(Dataset items)
[start]

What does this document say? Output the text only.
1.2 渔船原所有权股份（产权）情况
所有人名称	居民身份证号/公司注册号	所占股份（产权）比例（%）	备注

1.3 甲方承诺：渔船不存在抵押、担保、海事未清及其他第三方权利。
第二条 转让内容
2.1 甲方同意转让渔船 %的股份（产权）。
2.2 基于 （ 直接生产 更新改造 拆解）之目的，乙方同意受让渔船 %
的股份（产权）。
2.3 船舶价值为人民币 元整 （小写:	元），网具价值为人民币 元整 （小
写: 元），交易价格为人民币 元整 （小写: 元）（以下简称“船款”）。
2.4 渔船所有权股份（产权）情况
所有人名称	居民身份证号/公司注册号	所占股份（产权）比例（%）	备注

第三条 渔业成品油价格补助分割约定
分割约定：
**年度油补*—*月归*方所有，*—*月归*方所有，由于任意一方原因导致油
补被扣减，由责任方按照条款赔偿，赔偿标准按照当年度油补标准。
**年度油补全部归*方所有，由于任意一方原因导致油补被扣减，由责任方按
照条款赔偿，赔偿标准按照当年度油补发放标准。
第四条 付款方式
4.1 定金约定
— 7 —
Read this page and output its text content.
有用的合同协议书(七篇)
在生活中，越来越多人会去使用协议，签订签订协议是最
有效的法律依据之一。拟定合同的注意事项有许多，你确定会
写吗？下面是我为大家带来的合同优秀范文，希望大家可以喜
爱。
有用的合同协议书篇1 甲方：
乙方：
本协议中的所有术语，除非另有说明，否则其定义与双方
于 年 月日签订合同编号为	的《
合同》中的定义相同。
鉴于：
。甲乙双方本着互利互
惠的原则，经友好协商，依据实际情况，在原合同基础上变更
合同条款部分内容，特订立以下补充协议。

[end]

# What you need to do
Every line from the line containing "Read this page and output its text content." to the last line of the material above must be repeated exactly, and no other line.

# Written solution
Read this page and output its text content.
有用的合同协议书(七篇)
在生活中，越来越多人会去使用协议，签订签订协议是最
有效的法律依据之一。拟定合同的注意事项有许多，你确定会
写吗？下面是我为大家带来的合同优秀范文，希望大家可以喜
爱。
有用的合同协议书篇1 甲方：
乙方：
本协议中的所有术语，除非另有说明，否则其定义与双方
于 年 月日签订合同编号为	的《
合同》中的定义相同。
鉴于：
。甲乙双方本着互利互
惠的原则，经友好协商，依据实际情况，在原合同基础上变更
合同条款部分内容，特订立以下补充协议。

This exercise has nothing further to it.